Given request - Could every line of the data be printed exactly as it reads?

Given data -
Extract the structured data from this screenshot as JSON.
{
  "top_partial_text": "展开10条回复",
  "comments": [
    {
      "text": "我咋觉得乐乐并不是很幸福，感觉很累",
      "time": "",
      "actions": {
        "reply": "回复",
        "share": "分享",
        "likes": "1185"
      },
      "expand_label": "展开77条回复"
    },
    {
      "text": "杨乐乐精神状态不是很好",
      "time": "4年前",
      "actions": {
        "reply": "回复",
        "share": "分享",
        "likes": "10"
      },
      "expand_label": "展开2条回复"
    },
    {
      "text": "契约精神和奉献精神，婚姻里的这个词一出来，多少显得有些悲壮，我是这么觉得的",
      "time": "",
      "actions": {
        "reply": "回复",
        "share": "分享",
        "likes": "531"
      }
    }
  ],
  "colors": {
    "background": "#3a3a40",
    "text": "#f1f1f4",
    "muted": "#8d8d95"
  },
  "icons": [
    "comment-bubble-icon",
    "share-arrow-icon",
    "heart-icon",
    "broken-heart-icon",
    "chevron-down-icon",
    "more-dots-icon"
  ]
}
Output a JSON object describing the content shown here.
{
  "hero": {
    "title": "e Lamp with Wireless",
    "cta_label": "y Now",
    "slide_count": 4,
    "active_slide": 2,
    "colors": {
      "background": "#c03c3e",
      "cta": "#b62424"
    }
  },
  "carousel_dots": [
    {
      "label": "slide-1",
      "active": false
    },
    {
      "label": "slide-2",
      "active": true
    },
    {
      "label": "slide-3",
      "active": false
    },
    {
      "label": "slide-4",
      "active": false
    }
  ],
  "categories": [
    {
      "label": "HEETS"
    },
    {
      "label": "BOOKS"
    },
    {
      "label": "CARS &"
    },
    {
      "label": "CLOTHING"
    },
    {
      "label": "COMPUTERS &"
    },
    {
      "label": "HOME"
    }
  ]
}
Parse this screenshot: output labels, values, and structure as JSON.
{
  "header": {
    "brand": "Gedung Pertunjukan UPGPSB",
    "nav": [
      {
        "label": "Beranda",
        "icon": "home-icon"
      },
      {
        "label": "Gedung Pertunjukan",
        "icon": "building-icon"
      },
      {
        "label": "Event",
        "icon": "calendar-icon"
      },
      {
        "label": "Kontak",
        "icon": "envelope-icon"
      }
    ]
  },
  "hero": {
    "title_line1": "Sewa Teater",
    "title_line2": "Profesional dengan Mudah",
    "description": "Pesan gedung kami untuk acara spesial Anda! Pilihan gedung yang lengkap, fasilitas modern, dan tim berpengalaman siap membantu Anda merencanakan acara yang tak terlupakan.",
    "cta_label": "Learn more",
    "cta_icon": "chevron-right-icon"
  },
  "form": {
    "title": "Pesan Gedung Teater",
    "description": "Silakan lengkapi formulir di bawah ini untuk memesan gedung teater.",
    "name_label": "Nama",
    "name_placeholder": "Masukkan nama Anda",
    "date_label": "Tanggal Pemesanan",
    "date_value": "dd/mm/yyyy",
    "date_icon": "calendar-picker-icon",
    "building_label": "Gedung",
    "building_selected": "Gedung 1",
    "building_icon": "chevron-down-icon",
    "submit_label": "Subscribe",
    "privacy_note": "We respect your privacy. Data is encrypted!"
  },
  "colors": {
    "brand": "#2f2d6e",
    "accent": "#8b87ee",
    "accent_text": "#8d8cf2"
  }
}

Finished task -
Extract the structured data from this screenshot as JSON.
{
  "top_partial_text": "展开10条回复",
  "comments": [
    {
      "text": "我咋觉得乐乐并不是很幸福，感觉很累",
      "time": "",
      "actions": {
        "reply": "回复",
        "share": "分享",
        "likes": "1185"
      },
      "expand_label": "展开77条回复"
    },
    {
      "text": "杨乐乐精神状态不是很好",
      "time": "4年前",
      "actions": {
        "reply": "回复",
        "share": "分享",
        "likes": "10"
      },
      "expand_label": "展开2条回复"
    },
    {
      "text": "契约精神和奉献精神，婚姻里的这个词一出来，多少显得有些悲壮，我是这么觉得的",
      "time": "",
      "actions": {
        "reply": "回复",
        "share": "分享",
        "likes": "531"
      }
    }
  ],
  "colors": {
    "background": "#3a3a40",
    "text": "#f1f1f4",
    "muted": "#8d8d95"
  },
  "icons": [
    "comment-bubble-icon",
    "share-arrow-icon",
    "heart-icon",
    "broken-heart-icon",
    "chevron-down-icon",
    "more-dots-icon"
  ]
}
Output a JSON object describing the content shown here.
{
  "hero": {
    "title": "e Lamp with Wireless",
    "cta_label": "y Now",
    "slide_count": 4,
    "active_slide": 2,
    "colors": {
      "background": "#c03c3e",
      "cta": "#b62424"
    }
  },
  "carousel_dots": [
    {
      "label": "slide-1",
      "active": false
    },
    {
      "label": "slide-2",
      "active": true
    },
    {
      "label": "slide-3",
      "active": false
    },
    {
      "label": "slide-4",
      "active": false
    }
  ],
  "categories": [
    {
      "label": "HEETS"
    },
    {
      "label": "BOOKS"
    },
    {
      "label": "CARS &"
    },
    {
      "label": "CLOTHING"
    },
    {
      "label": "COMPUTERS &"
    },
    {
      "label": "HOME"
    }
  ]
}
Parse this screenshot: output labels, values, and structure as JSON.
{
  "header": {
    "brand": "Gedung Pertunjukan UPGPSB",
    "nav": [
      {
        "label": "Beranda",
        "icon": "home-icon"
      },
      {
        "label": "Gedung Pertunjukan",
        "icon": "building-icon"
      },
      {
        "label": "Event",
        "icon": "calendar-icon"
      },
      {
        "label": "Kontak",
        "icon": "envelope-icon"
      }
    ]
  },
  "hero": {
    "title_line1": "Sewa Teater",
    "title_line2": "Profesional dengan Mudah",
    "description": "Pesan gedung kami untuk acara spesial Anda! Pilihan gedung yang lengkap, fasilitas modern, dan tim berpengalaman siap membantu Anda merencanakan acara yang tak terlupakan.",
    "cta_label": "Learn more",
    "cta_icon": "chevron-right-icon"
  },
  "form": {
    "title": "Pesan Gedung Teater",
    "description": "Silakan lengkapi formulir di bawah ini untuk memesan gedung teater.",
    "name_label": "Nama",
    "name_placeholder": "Masukkan nama Anda",
    "date_label": "Tanggal Pemesanan",
    "date_value": "dd/mm/yyyy",
    "date_icon": "calendar-picker-icon",
    "building_label": "Gedung",
    "building_selected": "Gedung 1",
    "building_icon": "chevron-down-icon",
    "submit_label": "Subscribe",
    "privacy_note": "We respect your privacy. Data is encrypted!"
  },
  "colors": {
    "brand": "#2f2d6e",
    "accent": "#8b87ee",
    "accent_text": "#8d8cf2"
  }
}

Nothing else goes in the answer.